• Source text:
════

# Check out my next smoke...Birgus Latro!!



## dingle (Mar 10, 2009)

*Coconut Crab (Birgus latro) is the largest terrestrial arthropod in the world. It is known for its ability to crack coconuts with its strong pincers in order to eat the contents. *

*It is sometimes called the robber crab because some coconut crabs are rumored to steal shiny items such as pots and silverware from houses and tents. *

*The second photo gives you a good idea of how large these crabs are - a coconut crab is seeking food from a black trashcan. *





I now turn to the forum and open the floor for suggestions...Anyone??


----------



## fire it up (Mar 10, 2009)

Is that thing real?  Looks like someone is going around giving crabs steroids!  Personally I would be afraid to cook it, it might get angry and throw me in the smoker.
You catch those things with your own hands?  If they can crush a coconut I would jump and scream like a woman with a mouse I bet.


----------



## m1tanker78 (Mar 10, 2009)

Never seen or heard of this crab. What region(s) do they inhabit? Can they be store-bought. Ever smoked it or otherwise eaten it before? Interesting.

Tom


----------



## dingle (Mar 10, 2009)

Me smoking one of these was just a joke, however, it is considered a delicacy. See below....
*COCONUT CRABS
The coconut crab is a large edible land crab related to the hermit crab, and are  found in the tropical Indian and Pacific Oceans . They eat coconuts for a living! How would you like to be on an island and come across a crab that is more than 3 feet from head to tail and weighs up to 40 pounds, with a pair of large pincers strong enough to open coconuts! They can climb trees too, but they only eat coconuts that have already fallen to the ground. Coconut crab meat has been considered a local delicacy. *

Whoa! Sorry that was so big!! Kinda like the crab heh?


----------



## fire it up (Mar 10, 2009)

So let's see if anyone can get their hands on one and smoke it, that would be nice.  What do you smoke a crab that feasts on coconut with?  Can you smoke palm or banana tree wood?

════

• Data section:

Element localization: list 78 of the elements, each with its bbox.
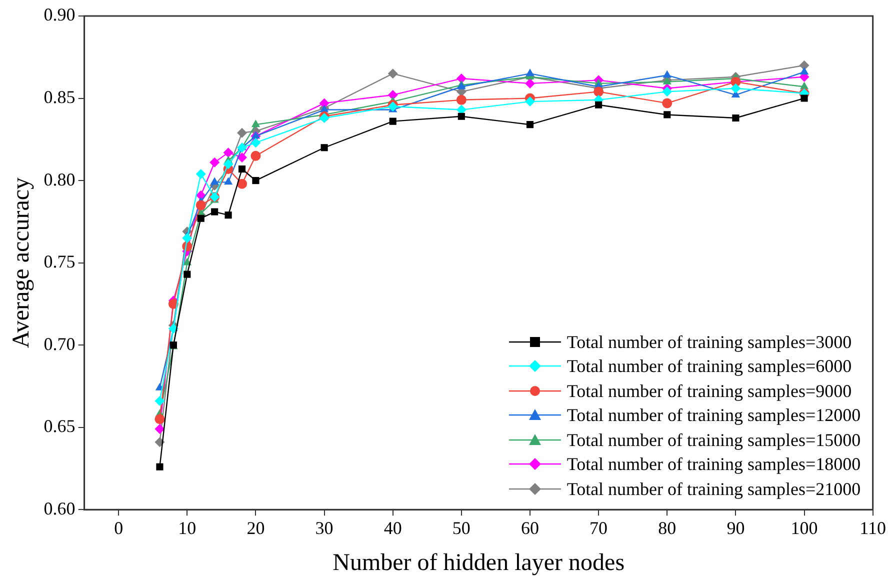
point — [526, 68, 534, 76]
point — [524, 78, 535, 88]
point — [237, 128, 248, 138]
point — [237, 152, 248, 162]
point — [526, 121, 534, 128]
point — [252, 177, 260, 184]
x-tick-label: 80 — [658, 518, 676, 538]
legend-label: Total number of training samples=15000 — [566, 428, 861, 452]
y-axis-title: Average accuracy — [8, 177, 35, 348]
legend-label: Total number of training samples=21000 — [566, 478, 861, 501]
point — [662, 98, 672, 108]
point — [223, 159, 234, 170]
point — [456, 94, 466, 105]
point — [799, 60, 810, 70]
point — [250, 138, 261, 148]
point — [388, 90, 398, 100]
point — [524, 96, 535, 107]
y-tick-label: 0.75 — [44, 252, 76, 272]
y-tick-label: 0.85 — [44, 87, 76, 107]
legend-label: Total number of training samples=18000 — [566, 453, 861, 476]
x-tick-label: 40 — [384, 518, 402, 538]
point — [196, 200, 206, 210]
point — [594, 86, 604, 97]
point — [168, 324, 178, 334]
y-tick-label: 0.90 — [44, 4, 76, 25]
x-tick-label: 10 — [178, 518, 196, 538]
x-tick-label: 70 — [590, 518, 608, 538]
point — [800, 94, 808, 102]
point — [223, 148, 234, 158]
x-tick-label: 100 — [790, 518, 818, 538]
point — [238, 165, 246, 173]
x-tick-label: 50 — [452, 518, 470, 538]
point — [224, 177, 233, 185]
x-tick-label: 30 — [315, 518, 334, 538]
point — [456, 74, 466, 84]
y-tick-label: 0.80 — [44, 169, 76, 190]
y-tick-label: 0.65 — [44, 416, 76, 436]
y-tick-label: 0.70 — [44, 334, 76, 354]
point — [251, 131, 260, 139]
point — [211, 208, 218, 216]
point — [319, 98, 330, 108]
x-tick-label: 0 — [114, 518, 124, 538]
point — [154, 424, 165, 434]
x-tick-label: 110 — [860, 518, 886, 538]
point — [730, 83, 741, 94]
point — [224, 212, 232, 219]
point — [197, 214, 204, 222]
legend-label: Total number of training samples=3000 — [566, 330, 852, 354]
x-tick-label: 20 — [246, 518, 265, 538]
point — [156, 463, 164, 470]
point — [662, 86, 672, 97]
point — [237, 178, 248, 189]
legend-label: Total number of training samples=12000 — [566, 404, 861, 428]
point — [664, 111, 671, 118]
point — [184, 270, 191, 278]
point — [237, 142, 248, 153]
point — [458, 112, 465, 120]
point — [800, 66, 809, 74]
point — [732, 114, 740, 122]
point — [154, 396, 165, 406]
point — [320, 144, 328, 152]
legend-label: Total number of training samples=6000 — [566, 355, 852, 378]
y-tick-label: 0.60 — [44, 498, 76, 518]
point — [251, 120, 260, 128]
point — [250, 150, 261, 161]
legend-label: Total number of training samples=9000 — [566, 380, 852, 403]
point — [389, 118, 396, 125]
point — [210, 157, 220, 168]
x-tick-label: 60 — [520, 518, 539, 538]
point — [388, 68, 398, 79]
point — [595, 101, 602, 108]
point — [196, 168, 206, 179]
x-axis-title: Number of hidden layer nodes — [332, 550, 625, 576]
point — [662, 70, 672, 78]
point — [182, 233, 192, 244]
point — [154, 414, 165, 424]
x-tick-label: 90 — [726, 518, 745, 538]
point — [210, 177, 219, 185]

════

• The request:
In the coconut crab thread, reproduce the passage that begins at the words "So let's see" and stops after the words "banana tree wood?".

• Answer to this exercise:
So let's see if anyone can get their hands on one and smoke it, that would be nice.  What do you smoke a crab that feasts on coconut with?  Can you smoke palm or banana tree wood?